-- start of Raw data --
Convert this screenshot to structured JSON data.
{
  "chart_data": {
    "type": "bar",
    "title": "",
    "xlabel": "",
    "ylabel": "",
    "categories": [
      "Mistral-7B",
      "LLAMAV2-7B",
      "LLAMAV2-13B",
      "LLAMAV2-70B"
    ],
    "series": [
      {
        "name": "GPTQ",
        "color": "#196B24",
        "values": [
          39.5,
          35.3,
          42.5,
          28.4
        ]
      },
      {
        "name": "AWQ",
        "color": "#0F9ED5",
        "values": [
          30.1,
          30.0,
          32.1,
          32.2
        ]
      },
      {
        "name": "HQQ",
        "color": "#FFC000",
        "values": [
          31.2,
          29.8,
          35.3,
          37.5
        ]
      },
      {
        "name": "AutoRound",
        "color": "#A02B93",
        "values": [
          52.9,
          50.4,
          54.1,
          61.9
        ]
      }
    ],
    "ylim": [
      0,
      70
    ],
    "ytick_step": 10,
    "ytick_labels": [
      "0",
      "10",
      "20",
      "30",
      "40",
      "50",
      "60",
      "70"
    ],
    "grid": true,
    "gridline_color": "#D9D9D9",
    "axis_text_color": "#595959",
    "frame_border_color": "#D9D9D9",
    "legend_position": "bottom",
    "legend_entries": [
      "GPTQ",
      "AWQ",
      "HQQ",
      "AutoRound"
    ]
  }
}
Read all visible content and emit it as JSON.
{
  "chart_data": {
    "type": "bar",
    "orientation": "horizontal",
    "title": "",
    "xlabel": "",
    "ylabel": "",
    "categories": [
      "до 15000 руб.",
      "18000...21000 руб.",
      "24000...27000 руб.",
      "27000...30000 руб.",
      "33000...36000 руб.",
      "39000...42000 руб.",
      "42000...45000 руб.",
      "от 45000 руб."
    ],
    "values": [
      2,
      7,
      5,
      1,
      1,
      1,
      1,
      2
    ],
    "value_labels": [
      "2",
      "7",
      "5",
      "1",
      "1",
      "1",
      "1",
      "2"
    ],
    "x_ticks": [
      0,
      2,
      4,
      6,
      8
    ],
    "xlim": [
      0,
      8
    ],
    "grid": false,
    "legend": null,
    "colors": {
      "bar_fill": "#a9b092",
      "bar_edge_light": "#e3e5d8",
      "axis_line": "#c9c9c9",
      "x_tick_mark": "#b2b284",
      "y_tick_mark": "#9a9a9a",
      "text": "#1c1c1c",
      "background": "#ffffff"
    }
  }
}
-- end of Raw data --
*Exercise task*: Return all of the data precisely as it appears.

*Full answer*:
Convert this screenshot to structured JSON data.
{
  "chart_data": {
    "type": "bar",
    "title": "",
    "xlabel": "",
    "ylabel": "",
    "categories": [
      "Mistral-7B",
      "LLAMAV2-7B",
      "LLAMAV2-13B",
      "LLAMAV2-70B"
    ],
    "series": [
      {
        "name": "GPTQ",
        "color": "#196B24",
        "values": [
          39.5,
          35.3,
          42.5,
          28.4
        ]
      },
      {
        "name": "AWQ",
        "color": "#0F9ED5",
        "values": [
          30.1,
          30.0,
          32.1,
          32.2
        ]
      },
      {
        "name": "HQQ",
        "color": "#FFC000",
        "values": [
          31.2,
          29.8,
          35.3,
          37.5
        ]
      },
      {
        "name": "AutoRound",
        "color": "#A02B93",
        "values": [
          52.9,
          50.4,
          54.1,
          61.9
        ]
      }
    ],
    "ylim": [
      0,
      70
    ],
    "ytick_step": 10,
    "ytick_labels": [
      "0",
      "10",
      "20",
      "30",
      "40",
      "50",
      "60",
      "70"
    ],
    "grid": true,
    "gridline_color": "#D9D9D9",
    "axis_text_color": "#595959",
    "frame_border_color": "#D9D9D9",
    "legend_position": "bottom",
    "legend_entries": [
      "GPTQ",
      "AWQ",
      "HQQ",
      "AutoRound"
    ]
  }
}
Read all visible content and emit it as JSON.
{
  "chart_data": {
    "type": "bar",
    "orientation": "horizontal",
    "title": "",
    "xlabel": "",
    "ylabel": "",
    "categories": [
      "до 15000 руб.",
      "18000...21000 руб.",
      "24000...27000 руб.",
      "27000...30000 руб.",
      "33000...36000 руб.",
      "39000...42000 руб.",
      "42000...45000 руб.",
      "от 45000 руб."
    ],
    "values": [
      2,
      7,
      5,
      1,
      1,
      1,
      1,
      2
    ],
    "value_labels": [
      "2",
      "7",
      "5",
      "1",
      "1",
      "1",
      "1",
      "2"
    ],
    "x_ticks": [
      0,
      2,
      4,
      6,
      8
    ],
    "xlim": [
      0,
      8
    ],
    "grid": false,
    "legend": null,
    "colors": {
      "bar_fill": "#a9b092",
      "bar_edge_light": "#e3e5d8",
      "axis_line": "#c9c9c9",
      "x_tick_mark": "#b2b284",
      "y_tick_mark": "#9a9a9a",
      "text": "#1c1c1c",
      "background": "#ffffff"
    }
  }
}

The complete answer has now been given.